• _Set exercise_
In the records that follow, locate every line with "title" and extract it.

BEGIN Records supplied

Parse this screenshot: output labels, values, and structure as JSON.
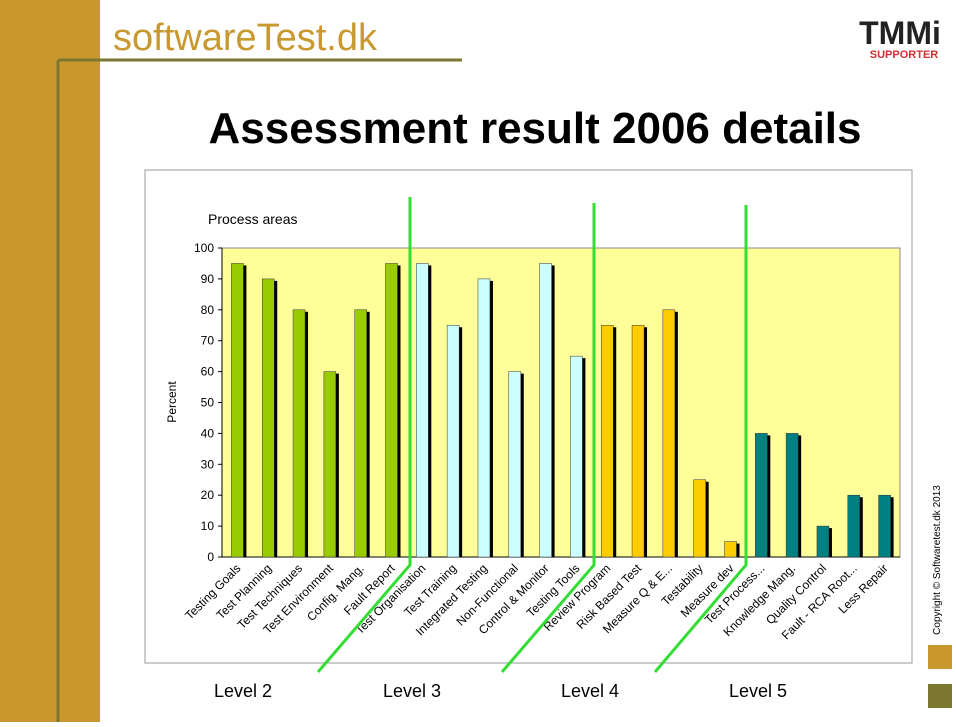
{
  "header": {
    "logo": "softwareTest.dk",
    "badge": "TMMi",
    "badge_sub": "SUPPORTER"
  },
  "title": "Assessment result 2006 details",
  "copyright": "Copyright © Softwaretest.dk 2013",
  "chart_data": {
    "type": "bar",
    "title": "Process areas",
    "y_label": "Percent",
    "categories": [
      "Testing Goals",
      "Test Planning",
      "Test Techniques",
      "Test Environment",
      "Config. Mang.",
      "Fault Report",
      "Test Organisation",
      "Test Training",
      "Integrated Testing",
      "Non-Functional",
      "Control & Monitor",
      "Testing Tools",
      "Review Program",
      "Risk Based Test",
      "Measure Q & E...",
      "Testability",
      "Measure dev",
      "Test Process...",
      "Knowledge Mang.",
      "Quality Control",
      "Fault - RCA Root...",
      "Less Repair"
    ],
    "values": [
      95,
      90,
      80,
      60,
      80,
      95,
      95,
      75,
      90,
      60,
      95,
      65,
      75,
      75,
      80,
      25,
      5,
      40,
      40,
      10,
      20,
      20
    ],
    "colors": [
      "#99cc00",
      "#99cc00",
      "#99cc00",
      "#99cc00",
      "#99cc00",
      "#99cc00",
      "#ccffff",
      "#ccffff",
      "#ccffff",
      "#ccffff",
      "#ccffff",
      "#ccffff",
      "#ffcc00",
      "#ffcc00",
      "#ffcc00",
      "#ffcc00",
      "#ffcc00",
      "#008080",
      "#008080",
      "#008080",
      "#008080",
      "#008080"
    ],
    "ylim": [
      0,
      100
    ],
    "yticks": [
      0,
      10,
      20,
      30,
      40,
      50,
      60,
      70,
      80,
      90,
      100
    ],
    "levels": [
      "Level 2",
      "Level 3",
      "Level 4",
      "Level 5"
    ]
  }
}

END Records supplied

• _Solution below_
  "title": "Assessment result 2006 details",
    "title": "Process areas",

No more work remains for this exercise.